'''
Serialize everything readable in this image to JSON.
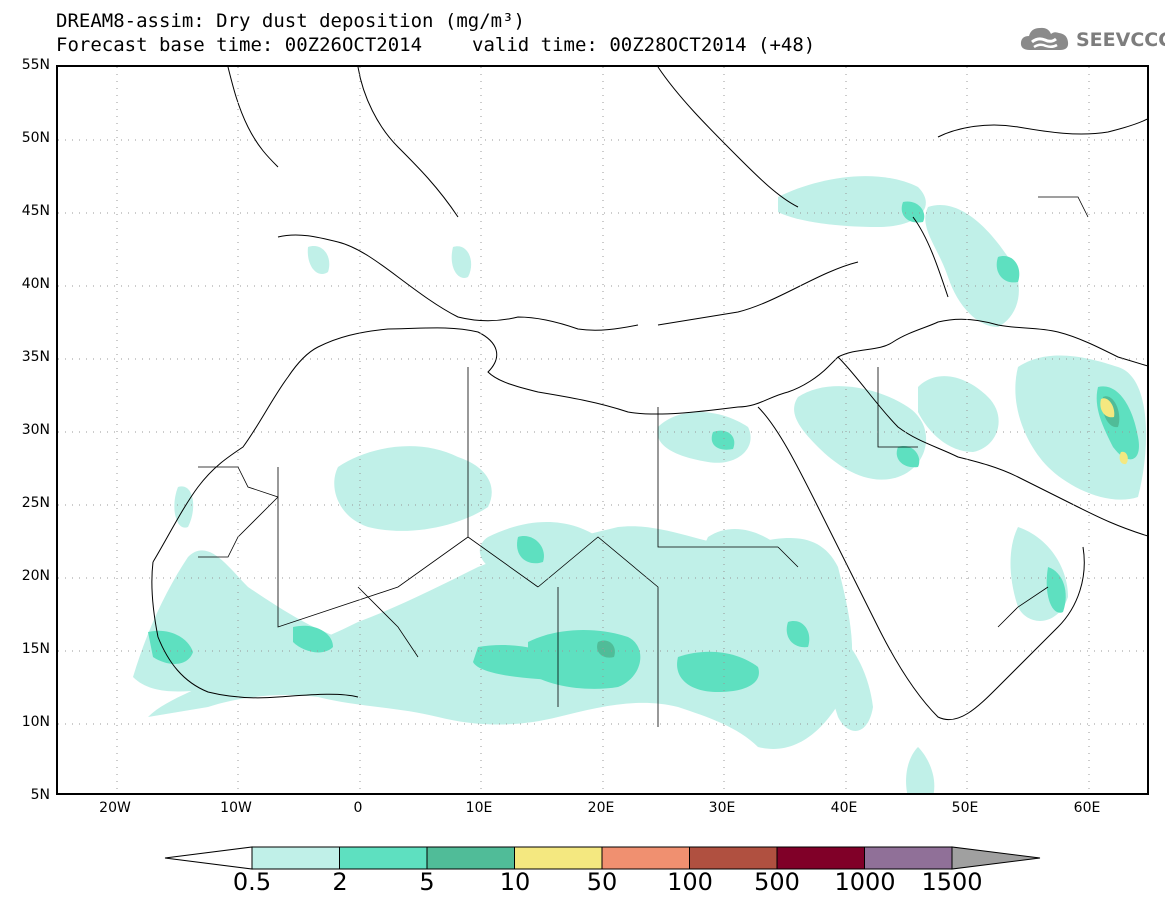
{
  "title": {
    "line1": "DREAM8-assim: Dry dust deposition (mg/m³)",
    "line2_base": "Forecast base time: 00Z26OCT2014",
    "line2_valid": "valid time: 00Z28OCT2014 (+48)"
  },
  "logo": {
    "text": "SEEVCCC",
    "icon": "cloud-icon"
  },
  "axes": {
    "x_labels": [
      "20W",
      "10W",
      "0",
      "10E",
      "20E",
      "30E",
      "40E",
      "50E",
      "60E"
    ],
    "y_labels": [
      "55N",
      "50N",
      "45N",
      "40N",
      "35N",
      "30N",
      "25N",
      "20N",
      "15N",
      "10N",
      "5N"
    ],
    "lon_range": [
      -25,
      65
    ],
    "lat_range": [
      5,
      55
    ],
    "grid": "dotted"
  },
  "colorbar": {
    "thresholds": [
      "0.5",
      "2",
      "5",
      "10",
      "50",
      "100",
      "500",
      "1000",
      "1500"
    ],
    "colors": [
      "#c0f0e8",
      "#5ee0c0",
      "#50bc98",
      "#f4e880",
      "#f09070",
      "#b05040",
      "#800028",
      "#907098",
      "#a0a0a0"
    ],
    "under_color": "#ffffff",
    "over_color": "#a0a0a0"
  },
  "chart_data": {
    "type": "heatmap",
    "title": "DREAM8-assim: Dry dust deposition (mg/m³)",
    "xlim": [
      -25,
      65
    ],
    "ylim": [
      5,
      55
    ],
    "units": "mg/m³",
    "levels": [
      0.5,
      2,
      5,
      10,
      50,
      100,
      500,
      1000,
      1500
    ],
    "hotspots": [
      {
        "lon": 61,
        "lat": 31,
        "level": 10
      },
      {
        "lon": 62,
        "lat": 27,
        "level": 10
      },
      {
        "lon": 16,
        "lat": 13.5,
        "level": 5
      },
      {
        "lon": 31,
        "lat": 13,
        "level": 2
      }
    ]
  }
}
'''
Using the material above, return every line exactly as it appears, minus the pictures.

__Completed exercise__.
Serialize everything readable in this image to JSON.
{
  "title": {
    "line1": "DREAM8-assim: Dry dust deposition (mg/m³)",
    "line2_base": "Forecast base time: 00Z26OCT2014",
    "line2_valid": "valid time: 00Z28OCT2014 (+48)"
  },
  "logo": {
    "text": "SEEVCCC",
    "icon": "cloud-icon"
  },
  "axes": {
    "x_labels": [
      "20W",
      "10W",
      "0",
      "10E",
      "20E",
      "30E",
      "40E",
      "50E",
      "60E"
    ],
    "y_labels": [
      "55N",
      "50N",
      "45N",
      "40N",
      "35N",
      "30N",
      "25N",
      "20N",
      "15N",
      "10N",
      "5N"
    ],
    "lon_range": [
      -25,
      65
    ],
    "lat_range": [
      5,
      55
    ],
    "grid": "dotted"
  },
  "colorbar": {
    "thresholds": [
      "0.5",
      "2",
      "5",
      "10",
      "50",
      "100",
      "500",
      "1000",
      "1500"
    ],
    "colors": [
      "#c0f0e8",
      "#5ee0c0",
      "#50bc98",
      "#f4e880",
      "#f09070",
      "#b05040",
      "#800028",
      "#907098",
      "#a0a0a0"
    ],
    "under_color": "#ffffff",
    "over_color": "#a0a0a0"
  },
  "chart_data": {
    "type": "heatmap",
    "title": "DREAM8-assim: Dry dust deposition (mg/m³)",
    "xlim": [
      -25,
      65
    ],
    "ylim": [
      5,
      55
    ],
    "units": "mg/m³",
    "levels": [
      0.5,
      2,
      5,
      10,
      50,
      100,
      500,
      1000,
      1500
    ],
    "hotspots": [
      {
        "lon": 61,
        "lat": 31,
        "level": 10
      },
      {
        "lon": 62,
        "lat": 27,
        "level": 10
      },
      {
        "lon": 16,
        "lat": 13.5,
        "level": 5
      },
      {
        "lon": 31,
        "lat": 13,
        "level": 2
      }
    ]
  }
}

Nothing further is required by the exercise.